INPUT DATA |
━━━

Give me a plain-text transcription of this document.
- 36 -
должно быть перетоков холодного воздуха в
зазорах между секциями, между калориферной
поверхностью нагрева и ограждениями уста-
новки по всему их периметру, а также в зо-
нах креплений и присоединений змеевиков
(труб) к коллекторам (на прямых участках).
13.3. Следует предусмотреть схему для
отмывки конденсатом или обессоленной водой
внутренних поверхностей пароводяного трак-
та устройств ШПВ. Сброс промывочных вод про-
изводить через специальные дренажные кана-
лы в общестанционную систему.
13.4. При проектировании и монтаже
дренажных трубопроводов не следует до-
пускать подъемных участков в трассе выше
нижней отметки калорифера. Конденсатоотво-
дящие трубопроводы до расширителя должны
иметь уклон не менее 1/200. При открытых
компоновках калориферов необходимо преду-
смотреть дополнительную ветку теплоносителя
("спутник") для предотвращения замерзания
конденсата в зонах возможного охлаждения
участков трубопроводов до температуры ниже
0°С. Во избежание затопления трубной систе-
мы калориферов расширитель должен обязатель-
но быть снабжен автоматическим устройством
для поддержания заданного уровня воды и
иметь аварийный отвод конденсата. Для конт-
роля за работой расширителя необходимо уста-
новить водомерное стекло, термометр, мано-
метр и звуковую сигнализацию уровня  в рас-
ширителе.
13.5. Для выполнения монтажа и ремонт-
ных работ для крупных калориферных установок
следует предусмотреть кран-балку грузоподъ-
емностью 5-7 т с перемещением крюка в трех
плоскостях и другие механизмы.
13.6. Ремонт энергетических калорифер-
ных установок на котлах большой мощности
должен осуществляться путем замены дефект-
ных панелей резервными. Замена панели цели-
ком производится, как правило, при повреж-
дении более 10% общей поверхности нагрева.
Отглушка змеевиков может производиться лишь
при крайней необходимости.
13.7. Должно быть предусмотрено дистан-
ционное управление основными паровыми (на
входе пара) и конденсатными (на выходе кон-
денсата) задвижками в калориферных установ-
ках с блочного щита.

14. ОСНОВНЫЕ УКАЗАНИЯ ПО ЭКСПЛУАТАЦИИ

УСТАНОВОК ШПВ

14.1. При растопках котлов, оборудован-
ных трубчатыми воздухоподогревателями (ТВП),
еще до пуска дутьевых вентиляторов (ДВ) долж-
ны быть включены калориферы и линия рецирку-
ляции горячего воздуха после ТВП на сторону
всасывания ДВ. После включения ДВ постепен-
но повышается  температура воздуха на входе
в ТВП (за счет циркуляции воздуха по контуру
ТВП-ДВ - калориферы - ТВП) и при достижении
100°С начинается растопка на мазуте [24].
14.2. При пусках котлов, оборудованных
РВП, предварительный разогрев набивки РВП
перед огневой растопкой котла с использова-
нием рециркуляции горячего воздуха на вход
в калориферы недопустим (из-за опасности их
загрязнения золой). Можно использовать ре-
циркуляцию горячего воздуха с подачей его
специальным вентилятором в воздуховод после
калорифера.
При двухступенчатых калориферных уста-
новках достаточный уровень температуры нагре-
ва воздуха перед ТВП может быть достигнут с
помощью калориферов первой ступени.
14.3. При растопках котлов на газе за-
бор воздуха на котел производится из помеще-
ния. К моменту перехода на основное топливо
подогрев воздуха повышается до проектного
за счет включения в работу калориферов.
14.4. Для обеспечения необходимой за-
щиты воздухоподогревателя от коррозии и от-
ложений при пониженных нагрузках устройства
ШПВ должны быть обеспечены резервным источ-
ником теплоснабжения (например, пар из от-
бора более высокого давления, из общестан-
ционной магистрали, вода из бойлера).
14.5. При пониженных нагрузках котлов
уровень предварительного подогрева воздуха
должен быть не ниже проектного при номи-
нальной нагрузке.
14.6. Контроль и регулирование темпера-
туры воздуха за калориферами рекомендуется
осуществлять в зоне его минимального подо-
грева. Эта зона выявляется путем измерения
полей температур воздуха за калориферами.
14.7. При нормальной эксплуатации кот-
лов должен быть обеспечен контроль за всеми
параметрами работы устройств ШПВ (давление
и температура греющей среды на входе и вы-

━━━

TASK TO COMPLETE | Gather each line of the records holding the string "температуры".

EXERCISE RESPONSE |
участков трубопроводов до температуры ниже
новках достаточный уровень температуры нагре-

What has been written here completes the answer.